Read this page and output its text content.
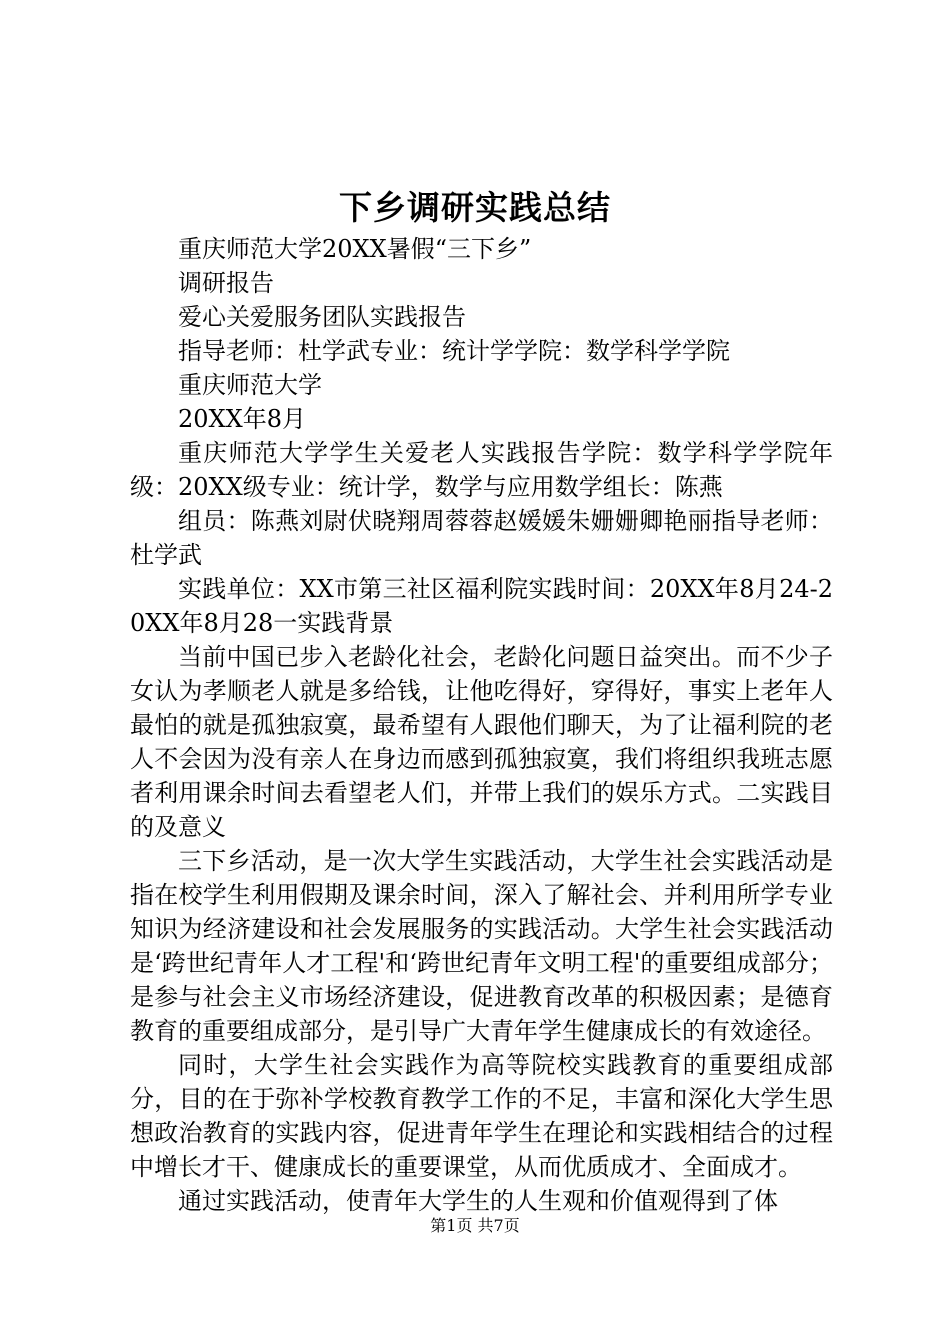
下乡调研实践总结

重庆师范大学20XX暑假“三下乡”

调研报告

爱心关爱服务团队实践报告

指导老师：杜学武专业：统计学学院：数学科学学院

重庆师范大学

20XX年8月

重庆师范大学学生关爱老人实践报告学院：数学科学学院年级：20XX级专业：统计学，数学与应用数学组长：陈燕

组员：陈燕刘尉伏晓翔周蓉蓉赵媛媛朱姗姗卿艳丽指导老师：杜学武

实践单位：XX市第三社区福利院实践时间：20XX年8月24-20XX年8月28一实践背景

当前中国已步入老龄化社会，老龄化问题日益突出。而不少子女认为孝顺老人就是多给钱，让他吃得好，穿得好，事实上老年人最怕的就是孤独寂寞，最希望有人跟他们聊天，为了让福利院的老人不会因为没有亲人在身边而感到孤独寂寞，我们将组织我班志愿者利用课余时间去看望老人们，并带上我们的娱乐方式。二实践目的及意义

三下乡活动，是一次大学生实践活动，大学生社会实践活动是指在校学生利用假期及课余时间，深入了解社会、并利用所学专业知识为经济建设和社会发展服务的实践活动。大学生社会实践活动是‘跨世纪青年人才工程'和‘跨世纪青年文明工程'的重要组成部分；是参与社会主义市场经济建设，促进教育改革的积极因素；是德育教育的重要组成部分，是引导广大青年学生健康成长的有效途径。

同时，大学生社会实践作为高等院校实践教育的重要组成部分，目的在于弥补学校教育教学工作的不足，丰富和深化大学生思想政治教育的实践内容，促进青年学生在理论和实践相结合的过程中增长才干、健康成长的重要课堂，从而优质成才、全面成才。

通过实践活动，使青年大学生的人生观和价值观得到了体

第1页 共7页
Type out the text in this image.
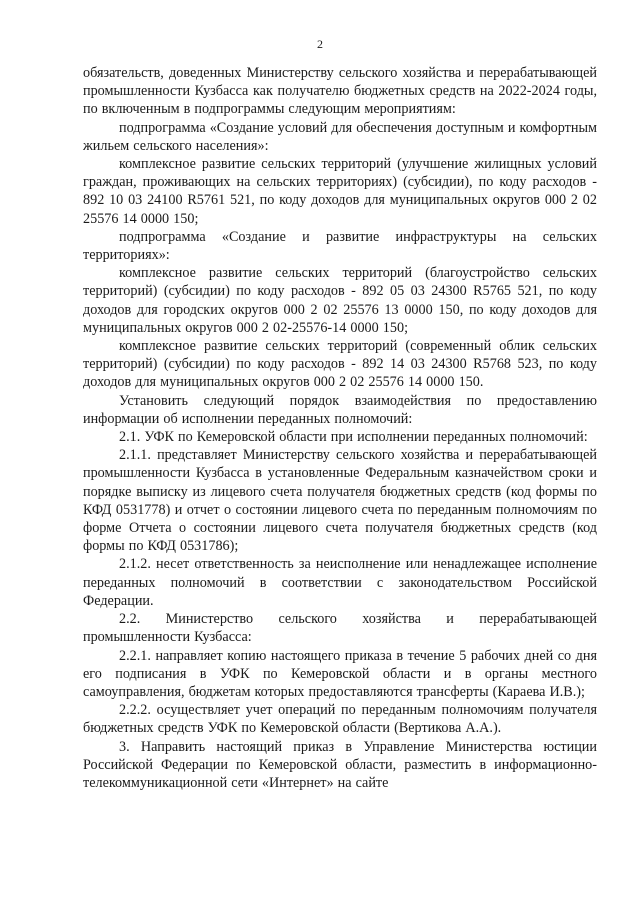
2

обязательств, доведенных Министерству сельского хозяйства и перерабатывающей промышленности Кузбасса как получателю бюджетных средств на 2022-2024 годы, по включенным в подпрограммы следующим мероприятиям:

подпрограмма «Создание условий для обеспечения доступным и комфортным жильем сельского населения»:

комплексное развитие сельских территорий (улучшение жилищных условий граждан, проживающих на сельских территориях) (субсидии), по коду расходов - 892 10 03 24100 R5761 521, по коду доходов для муниципальных округов 000 2 02 25576 14 0000 150;

подпрограмма «Создание и развитие инфраструктуры на сельских территориях»:

комплексное развитие сельских территорий (благоустройство сельских территорий) (субсидии) по коду расходов - 892 05 03 24300 R5765 521, по коду доходов для городских округов 000 2 02 25576 13 0000 150, по коду доходов для муниципальных округов 000 2 02-25576-14 0000 150;

комплексное развитие сельских территорий (современный облик сельских территорий) (субсидии) по коду расходов - 892 14 03 24300 R5768 523, по коду доходов для муниципальных округов 000 2 02 25576 14 0000 150.

Установить следующий порядок взаимодействия по предоставлению информации об исполнении переданных полномочий:

2.1. УФК по Кемеровской области при исполнении переданных полномочий:

2.1.1. представляет Министерству сельского хозяйства и перерабатывающей промышленности Кузбасса в установленные Федеральным казначейством сроки и порядке выписку из лицевого счета получателя бюджетных средств (код формы по КФД 0531778) и отчет о состоянии лицевого счета по переданным полномочиям по форме Отчета о состоянии лицевого счета получателя бюджетных средств (код формы по КФД 0531786);

2.1.2. несет ответственность за неисполнение или ненадлежащее исполнение переданных полномочий в соответствии с законодательством Российской Федерации.

2.2. Министерство сельского хозяйства и перерабатывающей промышленности Кузбасса:

2.2.1. направляет копию настоящего приказа в течение 5 рабочих дней со дня его подписания в УФК по Кемеровской области и в органы местного самоуправления, бюджетам которых предоставляются трансферты (Караева И.В.);

2.2.2. осуществляет учет операций по переданным полномочиям получателя бюджетных средств УФК по Кемеровской области (Вертикова А.А.).

3. Направить настоящий приказ в Управление Министерства юстиции Российской Федерации по Кемеровской области, разместить в информационно-телекоммуникационной сети «Интернет» на сайте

********************

#### Exercise instructions
In the listing, find every line containing the word "хозяйства" and list it.

#### Solution to this task
обязательств, доведенных Министерству сельского хозяйства и перерабатывающей промышленности Кузбасса как получателю бюджетных средств на 2022-2024 годы, по включенным в подпрограммы следующим мероприятиям:
2.1.1. представляет Министерству сельского хозяйства и перерабатывающей промышленности Кузбасса в установленные Федеральным казначейством сроки и порядке выписку из лицевого счета получателя бюджетных средств (код формы по КФД 0531778) и отчет о состоянии лицевого счета по переданным полномочиям по форме Отчета о состоянии лицевого счета получателя бюджетных средств (код формы по КФД 0531786);
2.2. Министерство сельского хозяйства и перерабатывающей промышленности Кузбасса:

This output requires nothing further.